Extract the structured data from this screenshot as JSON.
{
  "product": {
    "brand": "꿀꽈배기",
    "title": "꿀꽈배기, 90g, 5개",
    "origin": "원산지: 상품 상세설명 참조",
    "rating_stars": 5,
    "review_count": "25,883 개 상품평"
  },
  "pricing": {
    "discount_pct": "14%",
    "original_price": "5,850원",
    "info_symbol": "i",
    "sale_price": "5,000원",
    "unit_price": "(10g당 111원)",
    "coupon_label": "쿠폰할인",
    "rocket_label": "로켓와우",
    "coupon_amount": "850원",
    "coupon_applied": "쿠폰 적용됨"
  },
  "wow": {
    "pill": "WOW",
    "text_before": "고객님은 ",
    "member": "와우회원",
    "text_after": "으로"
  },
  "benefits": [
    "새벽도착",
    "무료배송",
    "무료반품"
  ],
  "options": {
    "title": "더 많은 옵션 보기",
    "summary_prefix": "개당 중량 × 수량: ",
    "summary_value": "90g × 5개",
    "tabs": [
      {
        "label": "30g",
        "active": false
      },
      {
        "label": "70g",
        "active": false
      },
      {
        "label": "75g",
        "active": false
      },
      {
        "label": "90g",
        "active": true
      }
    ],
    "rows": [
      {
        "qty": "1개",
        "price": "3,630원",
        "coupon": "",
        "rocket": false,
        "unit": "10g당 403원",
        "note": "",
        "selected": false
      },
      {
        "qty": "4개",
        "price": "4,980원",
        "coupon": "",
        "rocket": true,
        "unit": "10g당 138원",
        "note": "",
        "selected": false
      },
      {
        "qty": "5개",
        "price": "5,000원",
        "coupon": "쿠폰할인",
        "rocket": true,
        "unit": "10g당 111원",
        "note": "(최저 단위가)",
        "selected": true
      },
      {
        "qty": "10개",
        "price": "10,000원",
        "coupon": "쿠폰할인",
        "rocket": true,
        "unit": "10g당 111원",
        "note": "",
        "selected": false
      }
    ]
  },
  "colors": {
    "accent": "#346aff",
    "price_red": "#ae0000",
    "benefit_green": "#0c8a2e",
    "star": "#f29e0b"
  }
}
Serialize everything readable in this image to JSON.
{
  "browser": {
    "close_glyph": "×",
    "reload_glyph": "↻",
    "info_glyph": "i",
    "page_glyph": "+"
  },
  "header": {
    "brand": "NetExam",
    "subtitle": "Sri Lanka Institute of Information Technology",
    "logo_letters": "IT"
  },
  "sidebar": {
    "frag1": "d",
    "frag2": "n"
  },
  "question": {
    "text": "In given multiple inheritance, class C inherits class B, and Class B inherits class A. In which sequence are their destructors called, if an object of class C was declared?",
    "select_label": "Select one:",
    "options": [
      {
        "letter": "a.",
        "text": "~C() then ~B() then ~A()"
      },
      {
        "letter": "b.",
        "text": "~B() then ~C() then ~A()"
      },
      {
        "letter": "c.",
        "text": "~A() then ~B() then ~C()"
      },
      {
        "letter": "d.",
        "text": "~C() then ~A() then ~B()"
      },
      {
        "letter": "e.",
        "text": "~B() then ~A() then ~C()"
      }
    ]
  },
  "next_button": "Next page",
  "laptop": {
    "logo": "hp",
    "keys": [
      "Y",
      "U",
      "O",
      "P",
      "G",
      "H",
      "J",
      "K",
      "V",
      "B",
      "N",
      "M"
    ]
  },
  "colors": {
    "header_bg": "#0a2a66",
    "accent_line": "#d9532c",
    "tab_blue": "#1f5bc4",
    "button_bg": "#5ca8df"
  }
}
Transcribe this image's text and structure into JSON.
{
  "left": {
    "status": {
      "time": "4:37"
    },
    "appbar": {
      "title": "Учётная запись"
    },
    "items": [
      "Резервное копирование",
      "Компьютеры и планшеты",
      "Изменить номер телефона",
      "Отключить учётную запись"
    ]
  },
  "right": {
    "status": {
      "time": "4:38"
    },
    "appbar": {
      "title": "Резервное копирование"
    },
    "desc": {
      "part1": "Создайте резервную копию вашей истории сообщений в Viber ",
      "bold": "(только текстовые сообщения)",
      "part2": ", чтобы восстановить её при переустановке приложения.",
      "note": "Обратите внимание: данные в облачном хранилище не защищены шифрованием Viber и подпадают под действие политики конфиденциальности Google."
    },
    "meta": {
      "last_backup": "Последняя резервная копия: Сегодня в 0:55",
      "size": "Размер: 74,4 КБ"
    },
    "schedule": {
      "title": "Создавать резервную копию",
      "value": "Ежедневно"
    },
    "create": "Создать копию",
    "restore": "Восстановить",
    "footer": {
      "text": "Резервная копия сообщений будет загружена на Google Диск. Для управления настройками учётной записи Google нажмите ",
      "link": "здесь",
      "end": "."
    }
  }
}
══════════════════════════════
● **Directive**:
Restate the whole of the material exactly.

● **Written solution**:
Extract the structured data from this screenshot as JSON.
{
  "product": {
    "brand": "꿀꽈배기",
    "title": "꿀꽈배기, 90g, 5개",
    "origin": "원산지: 상품 상세설명 참조",
    "rating_stars": 5,
    "review_count": "25,883 개 상품평"
  },
  "pricing": {
    "discount_pct": "14%",
    "original_price": "5,850원",
    "info_symbol": "i",
    "sale_price": "5,000원",
    "unit_price": "(10g당 111원)",
    "coupon_label": "쿠폰할인",
    "rocket_label": "로켓와우",
    "coupon_amount": "850원",
    "coupon_applied": "쿠폰 적용됨"
  },
  "wow": {
    "pill": "WOW",
    "text_before": "고객님은 ",
    "member": "와우회원",
    "text_after": "으로"
  },
  "benefits": [
    "새벽도착",
    "무료배송",
    "무료반품"
  ],
  "options": {
    "title": "더 많은 옵션 보기",
    "summary_prefix": "개당 중량 × 수량: ",
    "summary_value": "90g × 5개",
    "tabs": [
      {
        "label": "30g",
        "active": false
      },
      {
        "label": "70g",
        "active": false
      },
      {
        "label": "75g",
        "active": false
      },
      {
        "label": "90g",
        "active": true
      }
    ],
    "rows": [
      {
        "qty": "1개",
        "price": "3,630원",
        "coupon": "",
        "rocket": false,
        "unit": "10g당 403원",
        "note": "",
        "selected": false
      },
      {
        "qty": "4개",
        "price": "4,980원",
        "coupon": "",
        "rocket": true,
        "unit": "10g당 138원",
        "note": "",
        "selected": false
      },
      {
        "qty": "5개",
        "price": "5,000원",
        "coupon": "쿠폰할인",
        "rocket": true,
        "unit": "10g당 111원",
        "note": "(최저 단위가)",
        "selected": true
      },
      {
        "qty": "10개",
        "price": "10,000원",
        "coupon": "쿠폰할인",
        "rocket": true,
        "unit": "10g당 111원",
        "note": "",
        "selected": false
      }
    ]
  },
  "colors": {
    "accent": "#346aff",
    "price_red": "#ae0000",
    "benefit_green": "#0c8a2e",
    "star": "#f29e0b"
  }
}
Serialize everything readable in this image to JSON.
{
  "browser": {
    "close_glyph": "×",
    "reload_glyph": "↻",
    "info_glyph": "i",
    "page_glyph": "+"
  },
  "header": {
    "brand": "NetExam",
    "subtitle": "Sri Lanka Institute of Information Technology",
    "logo_letters": "IT"
  },
  "sidebar": {
    "frag1": "d",
    "frag2": "n"
  },
  "question": {
    "text": "In given multiple inheritance, class C inherits class B, and Class B inherits class A. In which sequence are their destructors called, if an object of class C was declared?",
    "select_label": "Select one:",
    "options": [
      {
        "letter": "a.",
        "text": "~C() then ~B() then ~A()"
      },
      {
        "letter": "b.",
        "text": "~B() then ~C() then ~A()"
      },
      {
        "letter": "c.",
        "text": "~A() then ~B() then ~C()"
      },
      {
        "letter": "d.",
        "text": "~C() then ~A() then ~B()"
      },
      {
        "letter": "e.",
        "text": "~B() then ~A() then ~C()"
      }
    ]
  },
  "next_button": "Next page",
  "laptop": {
    "logo": "hp",
    "keys": [
      "Y",
      "U",
      "O",
      "P",
      "G",
      "H",
      "J",
      "K",
      "V",
      "B",
      "N",
      "M"
    ]
  },
  "colors": {
    "header_bg": "#0a2a66",
    "accent_line": "#d9532c",
    "tab_blue": "#1f5bc4",
    "button_bg": "#5ca8df"
  }
}
Transcribe this image's text and structure into JSON.
{
  "left": {
    "status": {
      "time": "4:37"
    },
    "appbar": {
      "title": "Учётная запись"
    },
    "items": [
      "Резервное копирование",
      "Компьютеры и планшеты",
      "Изменить номер телефона",
      "Отключить учётную запись"
    ]
  },
  "right": {
    "status": {
      "time": "4:38"
    },
    "appbar": {
      "title": "Резервное копирование"
    },
    "desc": {
      "part1": "Создайте резервную копию вашей истории сообщений в Viber ",
      "bold": "(только текстовые сообщения)",
      "part2": ", чтобы восстановить её при переустановке приложения.",
      "note": "Обратите внимание: данные в облачном хранилище не защищены шифрованием Viber и подпадают под действие политики конфиденциальности Google."
    },
    "meta": {
      "last_backup": "Последняя резервная копия: Сегодня в 0:55",
      "size": "Размер: 74,4 КБ"
    },
    "schedule": {
      "title": "Создавать резервную копию",
      "value": "Ежедневно"
    },
    "create": "Создать копию",
    "restore": "Восстановить",
    "footer": {
      "text": "Резервная копия сообщений будет загружена на Google Диск. Для управления настройками учётной записи Google нажмите ",
      "link": "здесь",
      "end": "."
    }
  }
}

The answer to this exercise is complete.